Dataset records:
= = =

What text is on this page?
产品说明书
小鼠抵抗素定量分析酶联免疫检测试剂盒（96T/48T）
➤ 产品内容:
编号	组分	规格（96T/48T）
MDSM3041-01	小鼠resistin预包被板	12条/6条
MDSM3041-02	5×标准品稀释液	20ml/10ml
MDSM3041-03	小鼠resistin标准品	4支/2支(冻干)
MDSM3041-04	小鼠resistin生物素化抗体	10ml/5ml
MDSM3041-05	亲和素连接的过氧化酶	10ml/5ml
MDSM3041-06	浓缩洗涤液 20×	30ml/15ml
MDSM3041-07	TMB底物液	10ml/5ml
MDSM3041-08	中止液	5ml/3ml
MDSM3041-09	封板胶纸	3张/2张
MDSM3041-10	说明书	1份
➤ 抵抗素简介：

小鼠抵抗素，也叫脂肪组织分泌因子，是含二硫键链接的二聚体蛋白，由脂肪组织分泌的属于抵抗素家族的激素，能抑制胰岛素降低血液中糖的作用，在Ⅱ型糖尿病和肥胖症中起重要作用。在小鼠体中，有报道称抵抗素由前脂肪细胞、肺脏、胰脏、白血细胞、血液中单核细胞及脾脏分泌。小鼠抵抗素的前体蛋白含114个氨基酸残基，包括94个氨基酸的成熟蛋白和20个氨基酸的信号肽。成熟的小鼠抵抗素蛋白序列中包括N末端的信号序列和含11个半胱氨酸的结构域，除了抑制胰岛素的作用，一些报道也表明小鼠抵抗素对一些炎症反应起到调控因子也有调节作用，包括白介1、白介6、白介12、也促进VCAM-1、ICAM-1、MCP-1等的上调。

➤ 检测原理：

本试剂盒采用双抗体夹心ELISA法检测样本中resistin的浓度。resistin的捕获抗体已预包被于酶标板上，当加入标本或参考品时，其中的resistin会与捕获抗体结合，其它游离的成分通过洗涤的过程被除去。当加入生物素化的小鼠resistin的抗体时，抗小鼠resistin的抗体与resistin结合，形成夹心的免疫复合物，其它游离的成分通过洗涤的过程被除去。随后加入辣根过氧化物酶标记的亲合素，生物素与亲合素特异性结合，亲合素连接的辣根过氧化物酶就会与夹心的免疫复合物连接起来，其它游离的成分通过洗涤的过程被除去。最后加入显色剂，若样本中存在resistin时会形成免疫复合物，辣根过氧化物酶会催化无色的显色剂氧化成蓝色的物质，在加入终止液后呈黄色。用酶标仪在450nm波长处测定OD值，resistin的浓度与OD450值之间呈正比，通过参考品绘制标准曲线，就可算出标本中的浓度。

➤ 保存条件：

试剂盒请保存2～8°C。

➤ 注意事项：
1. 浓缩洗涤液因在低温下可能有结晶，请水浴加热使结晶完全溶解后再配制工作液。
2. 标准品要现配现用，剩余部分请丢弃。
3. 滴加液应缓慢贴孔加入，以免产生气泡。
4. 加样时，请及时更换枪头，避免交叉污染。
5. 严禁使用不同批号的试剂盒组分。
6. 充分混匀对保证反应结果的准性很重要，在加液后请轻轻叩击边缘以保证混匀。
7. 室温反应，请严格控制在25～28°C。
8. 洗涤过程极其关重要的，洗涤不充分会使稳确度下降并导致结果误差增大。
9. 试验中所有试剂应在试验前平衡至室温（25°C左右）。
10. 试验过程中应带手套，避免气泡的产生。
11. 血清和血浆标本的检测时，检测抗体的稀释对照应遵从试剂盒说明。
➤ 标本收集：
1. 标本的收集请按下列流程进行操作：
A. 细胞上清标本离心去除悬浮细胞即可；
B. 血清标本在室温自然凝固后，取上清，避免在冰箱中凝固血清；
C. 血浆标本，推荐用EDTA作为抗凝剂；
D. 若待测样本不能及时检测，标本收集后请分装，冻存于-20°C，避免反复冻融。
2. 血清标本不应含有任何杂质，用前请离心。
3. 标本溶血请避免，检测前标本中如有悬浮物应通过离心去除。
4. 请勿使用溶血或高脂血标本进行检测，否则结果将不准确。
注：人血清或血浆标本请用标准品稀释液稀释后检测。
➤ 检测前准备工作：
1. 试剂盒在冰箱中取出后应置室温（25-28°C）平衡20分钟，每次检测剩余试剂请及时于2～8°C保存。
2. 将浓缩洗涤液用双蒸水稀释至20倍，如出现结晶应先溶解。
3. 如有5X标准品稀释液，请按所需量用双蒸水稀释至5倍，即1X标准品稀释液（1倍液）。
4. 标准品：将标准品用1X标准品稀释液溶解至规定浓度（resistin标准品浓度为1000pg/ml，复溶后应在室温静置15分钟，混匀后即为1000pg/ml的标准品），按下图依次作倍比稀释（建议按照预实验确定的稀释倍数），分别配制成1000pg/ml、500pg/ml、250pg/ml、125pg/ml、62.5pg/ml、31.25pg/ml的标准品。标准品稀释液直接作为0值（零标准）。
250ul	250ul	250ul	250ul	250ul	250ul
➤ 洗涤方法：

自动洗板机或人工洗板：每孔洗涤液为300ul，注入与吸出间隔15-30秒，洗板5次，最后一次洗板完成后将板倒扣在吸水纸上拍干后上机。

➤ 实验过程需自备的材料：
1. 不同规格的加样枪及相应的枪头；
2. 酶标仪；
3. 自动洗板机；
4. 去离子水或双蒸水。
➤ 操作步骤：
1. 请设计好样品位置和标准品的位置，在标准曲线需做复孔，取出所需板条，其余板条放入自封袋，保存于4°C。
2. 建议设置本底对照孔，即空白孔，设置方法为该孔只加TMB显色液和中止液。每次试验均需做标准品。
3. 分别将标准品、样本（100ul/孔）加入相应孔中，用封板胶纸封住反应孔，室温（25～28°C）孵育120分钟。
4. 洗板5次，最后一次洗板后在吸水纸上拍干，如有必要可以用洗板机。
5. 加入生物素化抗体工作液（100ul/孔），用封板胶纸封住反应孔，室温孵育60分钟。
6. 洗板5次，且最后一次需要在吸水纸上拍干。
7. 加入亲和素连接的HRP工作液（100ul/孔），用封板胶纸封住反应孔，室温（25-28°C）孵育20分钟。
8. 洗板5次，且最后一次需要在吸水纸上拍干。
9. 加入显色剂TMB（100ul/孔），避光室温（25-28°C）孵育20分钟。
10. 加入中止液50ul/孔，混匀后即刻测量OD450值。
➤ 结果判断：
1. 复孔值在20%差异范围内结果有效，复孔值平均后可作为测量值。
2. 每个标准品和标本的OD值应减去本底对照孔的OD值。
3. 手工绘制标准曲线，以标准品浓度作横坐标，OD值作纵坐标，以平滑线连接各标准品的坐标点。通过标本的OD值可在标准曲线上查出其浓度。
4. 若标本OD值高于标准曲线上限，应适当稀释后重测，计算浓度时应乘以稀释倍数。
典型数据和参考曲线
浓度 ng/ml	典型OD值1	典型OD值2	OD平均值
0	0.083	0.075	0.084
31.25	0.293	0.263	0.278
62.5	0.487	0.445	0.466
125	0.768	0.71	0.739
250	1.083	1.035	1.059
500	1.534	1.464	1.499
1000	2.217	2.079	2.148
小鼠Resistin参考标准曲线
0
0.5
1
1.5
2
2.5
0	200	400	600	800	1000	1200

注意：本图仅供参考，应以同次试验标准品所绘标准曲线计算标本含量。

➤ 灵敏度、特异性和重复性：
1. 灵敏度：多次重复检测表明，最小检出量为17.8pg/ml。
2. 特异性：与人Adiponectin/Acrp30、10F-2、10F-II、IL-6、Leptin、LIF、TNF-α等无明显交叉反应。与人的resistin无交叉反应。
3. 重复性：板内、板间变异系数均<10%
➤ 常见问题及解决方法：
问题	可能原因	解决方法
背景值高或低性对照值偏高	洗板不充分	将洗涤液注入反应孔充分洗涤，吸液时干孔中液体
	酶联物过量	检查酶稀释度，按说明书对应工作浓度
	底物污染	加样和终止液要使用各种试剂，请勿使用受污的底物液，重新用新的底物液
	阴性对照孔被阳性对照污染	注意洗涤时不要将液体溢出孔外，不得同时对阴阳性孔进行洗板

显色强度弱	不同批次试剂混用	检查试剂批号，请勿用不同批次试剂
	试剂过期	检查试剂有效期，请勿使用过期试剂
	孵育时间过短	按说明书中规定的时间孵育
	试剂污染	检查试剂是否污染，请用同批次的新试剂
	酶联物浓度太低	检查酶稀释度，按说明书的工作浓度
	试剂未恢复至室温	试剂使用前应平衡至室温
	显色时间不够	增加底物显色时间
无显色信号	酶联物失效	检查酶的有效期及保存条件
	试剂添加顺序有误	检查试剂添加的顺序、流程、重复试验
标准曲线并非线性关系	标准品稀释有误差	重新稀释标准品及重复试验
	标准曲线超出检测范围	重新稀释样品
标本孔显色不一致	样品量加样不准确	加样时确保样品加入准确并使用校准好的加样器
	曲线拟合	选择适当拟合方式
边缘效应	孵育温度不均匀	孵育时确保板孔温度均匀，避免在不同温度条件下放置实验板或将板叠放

= = =

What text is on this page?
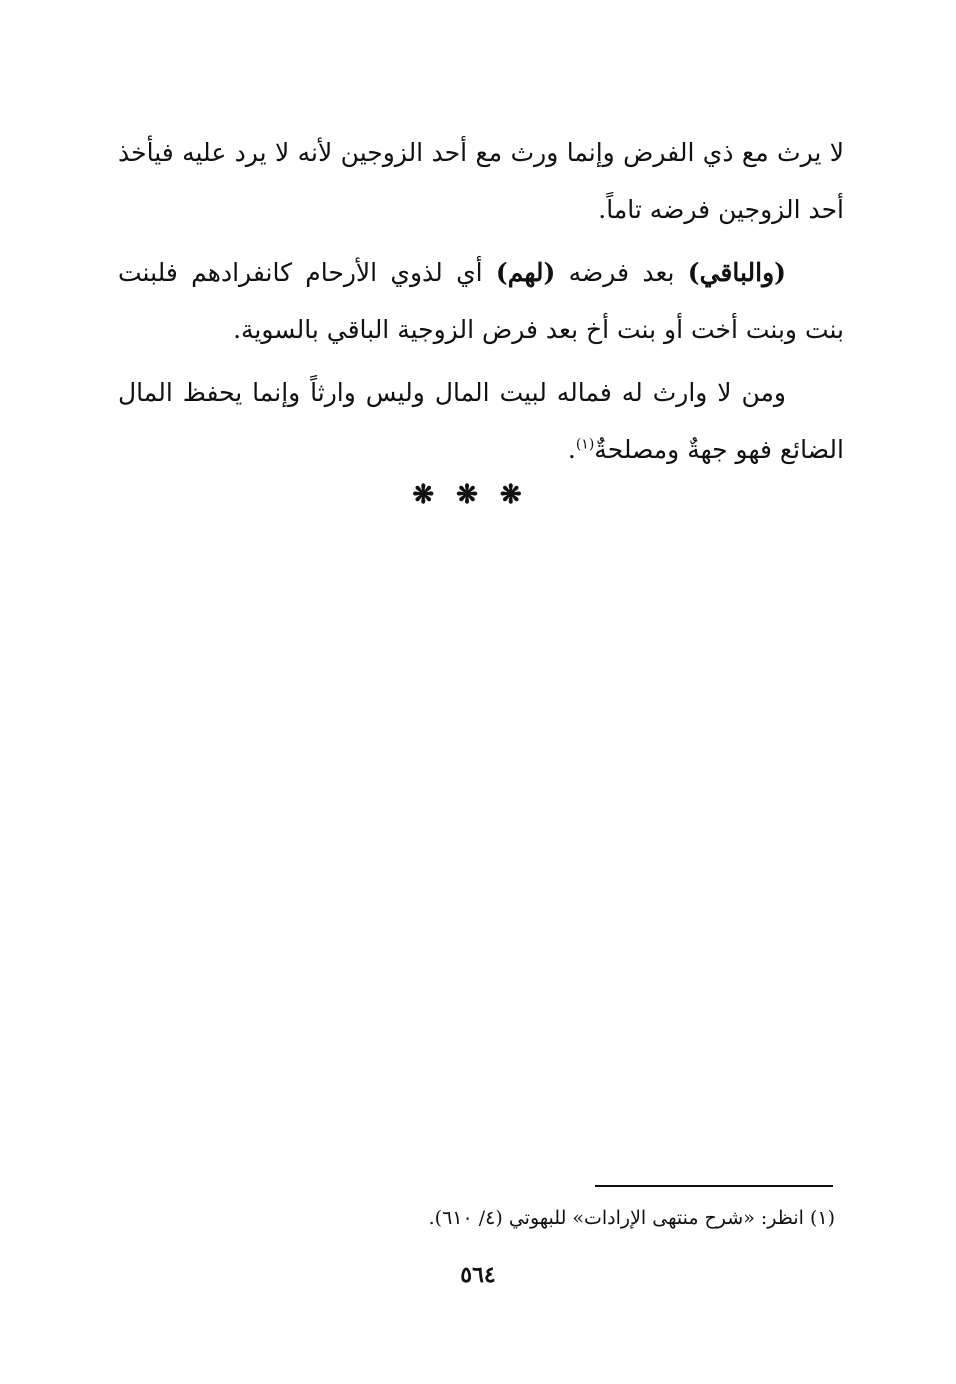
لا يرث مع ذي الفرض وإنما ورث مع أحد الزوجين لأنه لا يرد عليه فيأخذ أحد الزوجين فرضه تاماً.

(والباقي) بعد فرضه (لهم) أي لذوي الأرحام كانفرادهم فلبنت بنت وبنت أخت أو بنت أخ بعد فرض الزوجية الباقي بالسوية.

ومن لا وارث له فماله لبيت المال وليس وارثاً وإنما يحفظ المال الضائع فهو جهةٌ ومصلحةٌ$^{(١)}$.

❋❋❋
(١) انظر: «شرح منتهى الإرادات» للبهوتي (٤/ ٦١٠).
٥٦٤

= = =

**What you will do:** Filter out all lines lacking the word "且最后一次需要在吸水纸上拍干" and copy the rest.

**Exercise answer:**
6. 洗板5次，且最后一次需要在吸水纸上拍干。
8. 洗板5次，且最后一次需要在吸水纸上拍干。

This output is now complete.